Please work out how many lines in the material contain "rest" and give only that figure.
## begin Data in this exercise
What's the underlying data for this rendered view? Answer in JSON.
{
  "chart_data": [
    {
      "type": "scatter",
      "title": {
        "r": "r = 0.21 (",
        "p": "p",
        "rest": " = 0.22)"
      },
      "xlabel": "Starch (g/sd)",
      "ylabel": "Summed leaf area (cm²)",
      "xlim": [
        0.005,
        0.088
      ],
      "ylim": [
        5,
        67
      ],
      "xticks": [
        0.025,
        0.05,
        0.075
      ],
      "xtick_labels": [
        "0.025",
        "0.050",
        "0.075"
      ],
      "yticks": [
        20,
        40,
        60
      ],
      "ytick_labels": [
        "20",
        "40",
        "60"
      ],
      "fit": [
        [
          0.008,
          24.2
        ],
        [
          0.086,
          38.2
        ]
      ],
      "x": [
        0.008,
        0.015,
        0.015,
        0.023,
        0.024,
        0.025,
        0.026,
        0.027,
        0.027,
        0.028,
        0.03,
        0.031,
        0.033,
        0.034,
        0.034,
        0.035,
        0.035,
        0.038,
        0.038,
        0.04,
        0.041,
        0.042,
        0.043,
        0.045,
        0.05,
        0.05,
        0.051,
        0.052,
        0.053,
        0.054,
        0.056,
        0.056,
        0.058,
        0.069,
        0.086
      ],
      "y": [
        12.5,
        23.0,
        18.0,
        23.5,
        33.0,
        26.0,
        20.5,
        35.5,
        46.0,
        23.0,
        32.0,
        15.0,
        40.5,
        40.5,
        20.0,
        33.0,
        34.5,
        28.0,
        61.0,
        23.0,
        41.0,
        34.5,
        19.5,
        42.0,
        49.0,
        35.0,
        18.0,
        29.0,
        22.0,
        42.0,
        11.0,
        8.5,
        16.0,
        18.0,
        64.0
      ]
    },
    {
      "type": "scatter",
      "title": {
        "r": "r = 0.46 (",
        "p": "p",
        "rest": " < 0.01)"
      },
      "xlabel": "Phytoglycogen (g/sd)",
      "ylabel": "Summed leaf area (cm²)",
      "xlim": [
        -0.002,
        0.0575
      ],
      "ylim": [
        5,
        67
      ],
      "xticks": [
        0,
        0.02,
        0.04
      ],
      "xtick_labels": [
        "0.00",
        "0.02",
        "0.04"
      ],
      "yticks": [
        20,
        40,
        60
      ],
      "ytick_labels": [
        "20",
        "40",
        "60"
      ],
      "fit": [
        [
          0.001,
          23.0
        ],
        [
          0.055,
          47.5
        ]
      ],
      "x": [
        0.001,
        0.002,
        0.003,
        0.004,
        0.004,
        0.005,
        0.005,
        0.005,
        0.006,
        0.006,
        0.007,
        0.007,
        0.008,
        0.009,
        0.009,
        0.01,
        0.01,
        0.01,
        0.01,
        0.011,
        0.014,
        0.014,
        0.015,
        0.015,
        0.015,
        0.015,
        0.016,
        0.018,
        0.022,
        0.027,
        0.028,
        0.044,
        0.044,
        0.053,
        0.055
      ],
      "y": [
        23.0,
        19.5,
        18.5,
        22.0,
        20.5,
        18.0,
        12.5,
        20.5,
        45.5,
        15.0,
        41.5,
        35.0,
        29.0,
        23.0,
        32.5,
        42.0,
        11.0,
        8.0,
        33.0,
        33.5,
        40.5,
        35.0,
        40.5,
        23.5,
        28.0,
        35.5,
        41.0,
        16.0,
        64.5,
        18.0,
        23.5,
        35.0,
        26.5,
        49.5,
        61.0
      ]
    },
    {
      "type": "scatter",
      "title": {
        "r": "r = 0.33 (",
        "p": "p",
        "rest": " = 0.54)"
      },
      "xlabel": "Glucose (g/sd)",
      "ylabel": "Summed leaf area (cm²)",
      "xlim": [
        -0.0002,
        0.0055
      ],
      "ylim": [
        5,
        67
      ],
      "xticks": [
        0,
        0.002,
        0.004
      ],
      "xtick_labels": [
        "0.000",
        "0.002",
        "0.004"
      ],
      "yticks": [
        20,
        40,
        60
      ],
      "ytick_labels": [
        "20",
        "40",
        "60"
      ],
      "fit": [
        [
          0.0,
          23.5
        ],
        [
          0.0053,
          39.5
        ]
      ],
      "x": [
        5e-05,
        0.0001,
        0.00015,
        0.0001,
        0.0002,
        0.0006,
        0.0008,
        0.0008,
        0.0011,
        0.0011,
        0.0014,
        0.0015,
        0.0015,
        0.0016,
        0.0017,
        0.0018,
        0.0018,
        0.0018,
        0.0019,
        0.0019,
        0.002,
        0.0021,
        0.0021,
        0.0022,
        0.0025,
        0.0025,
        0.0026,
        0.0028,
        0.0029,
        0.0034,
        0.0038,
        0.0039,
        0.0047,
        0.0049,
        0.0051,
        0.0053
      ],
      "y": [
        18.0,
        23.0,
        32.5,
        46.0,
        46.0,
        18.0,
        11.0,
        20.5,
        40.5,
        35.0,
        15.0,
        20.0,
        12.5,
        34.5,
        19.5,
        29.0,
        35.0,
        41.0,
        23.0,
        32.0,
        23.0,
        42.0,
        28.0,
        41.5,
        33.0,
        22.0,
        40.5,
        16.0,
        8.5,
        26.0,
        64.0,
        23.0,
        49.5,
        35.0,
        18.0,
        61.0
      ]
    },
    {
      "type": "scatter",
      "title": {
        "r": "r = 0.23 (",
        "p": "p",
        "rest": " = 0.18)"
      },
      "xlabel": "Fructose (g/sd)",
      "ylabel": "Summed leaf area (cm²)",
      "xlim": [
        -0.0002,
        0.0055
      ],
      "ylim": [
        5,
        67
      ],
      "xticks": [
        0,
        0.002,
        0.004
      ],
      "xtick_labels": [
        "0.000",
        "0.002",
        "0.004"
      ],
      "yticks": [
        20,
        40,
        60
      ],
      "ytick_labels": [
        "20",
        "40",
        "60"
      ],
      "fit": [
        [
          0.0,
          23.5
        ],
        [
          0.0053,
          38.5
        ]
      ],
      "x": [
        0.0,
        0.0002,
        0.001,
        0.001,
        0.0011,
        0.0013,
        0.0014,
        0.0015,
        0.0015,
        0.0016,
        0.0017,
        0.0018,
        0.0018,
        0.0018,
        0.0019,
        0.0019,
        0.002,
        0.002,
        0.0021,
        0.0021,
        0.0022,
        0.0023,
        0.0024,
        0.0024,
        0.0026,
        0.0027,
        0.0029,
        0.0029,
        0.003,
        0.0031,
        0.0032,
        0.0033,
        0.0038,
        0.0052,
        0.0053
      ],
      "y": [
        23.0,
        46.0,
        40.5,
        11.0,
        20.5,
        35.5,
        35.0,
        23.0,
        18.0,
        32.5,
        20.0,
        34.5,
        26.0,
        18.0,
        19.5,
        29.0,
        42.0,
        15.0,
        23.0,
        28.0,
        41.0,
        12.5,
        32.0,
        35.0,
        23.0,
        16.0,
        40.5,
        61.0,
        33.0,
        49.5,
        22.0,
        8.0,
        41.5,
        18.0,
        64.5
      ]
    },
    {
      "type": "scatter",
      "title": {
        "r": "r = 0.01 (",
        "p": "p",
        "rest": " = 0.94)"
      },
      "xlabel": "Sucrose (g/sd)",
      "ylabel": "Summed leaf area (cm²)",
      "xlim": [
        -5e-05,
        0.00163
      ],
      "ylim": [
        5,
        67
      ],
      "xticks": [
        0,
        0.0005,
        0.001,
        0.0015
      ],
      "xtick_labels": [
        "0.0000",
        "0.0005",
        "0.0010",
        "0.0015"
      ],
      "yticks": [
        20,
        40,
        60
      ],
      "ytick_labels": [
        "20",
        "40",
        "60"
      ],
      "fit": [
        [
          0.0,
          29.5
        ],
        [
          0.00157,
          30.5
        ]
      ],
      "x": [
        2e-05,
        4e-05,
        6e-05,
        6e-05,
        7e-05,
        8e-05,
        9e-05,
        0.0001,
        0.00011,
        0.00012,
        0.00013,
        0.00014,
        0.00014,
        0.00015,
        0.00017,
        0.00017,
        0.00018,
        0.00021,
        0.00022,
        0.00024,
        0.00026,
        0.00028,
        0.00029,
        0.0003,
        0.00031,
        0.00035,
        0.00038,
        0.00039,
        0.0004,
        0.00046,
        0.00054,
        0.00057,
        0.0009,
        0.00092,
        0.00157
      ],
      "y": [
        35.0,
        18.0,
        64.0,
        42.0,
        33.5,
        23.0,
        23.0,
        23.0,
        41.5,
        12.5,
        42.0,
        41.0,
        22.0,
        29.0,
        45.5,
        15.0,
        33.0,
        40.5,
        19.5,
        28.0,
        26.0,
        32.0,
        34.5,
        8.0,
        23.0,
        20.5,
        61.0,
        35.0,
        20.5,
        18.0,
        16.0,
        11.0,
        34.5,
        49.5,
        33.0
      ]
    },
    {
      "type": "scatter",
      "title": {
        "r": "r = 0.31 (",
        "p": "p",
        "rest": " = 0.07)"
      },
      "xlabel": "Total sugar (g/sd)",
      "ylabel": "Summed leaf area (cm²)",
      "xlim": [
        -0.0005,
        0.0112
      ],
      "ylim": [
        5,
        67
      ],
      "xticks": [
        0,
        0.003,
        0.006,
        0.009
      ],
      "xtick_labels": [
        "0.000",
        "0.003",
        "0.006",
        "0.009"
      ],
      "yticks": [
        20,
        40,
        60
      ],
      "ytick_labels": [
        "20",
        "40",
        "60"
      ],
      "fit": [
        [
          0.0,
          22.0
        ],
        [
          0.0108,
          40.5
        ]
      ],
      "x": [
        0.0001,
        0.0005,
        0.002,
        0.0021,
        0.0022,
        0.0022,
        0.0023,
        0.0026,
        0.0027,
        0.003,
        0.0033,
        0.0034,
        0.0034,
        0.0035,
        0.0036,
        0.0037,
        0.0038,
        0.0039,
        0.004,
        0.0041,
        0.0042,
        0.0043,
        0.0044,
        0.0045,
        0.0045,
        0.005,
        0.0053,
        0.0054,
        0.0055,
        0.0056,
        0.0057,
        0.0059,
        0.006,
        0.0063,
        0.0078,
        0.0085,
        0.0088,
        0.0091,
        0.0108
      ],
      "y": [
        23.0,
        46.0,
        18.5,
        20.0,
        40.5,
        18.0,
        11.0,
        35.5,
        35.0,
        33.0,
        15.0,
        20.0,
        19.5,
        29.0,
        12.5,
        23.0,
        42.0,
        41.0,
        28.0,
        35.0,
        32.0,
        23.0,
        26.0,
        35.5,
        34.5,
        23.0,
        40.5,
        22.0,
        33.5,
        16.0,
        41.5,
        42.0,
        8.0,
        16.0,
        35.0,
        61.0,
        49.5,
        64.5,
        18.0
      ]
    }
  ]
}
## end Data in this exercise
- Full response: 6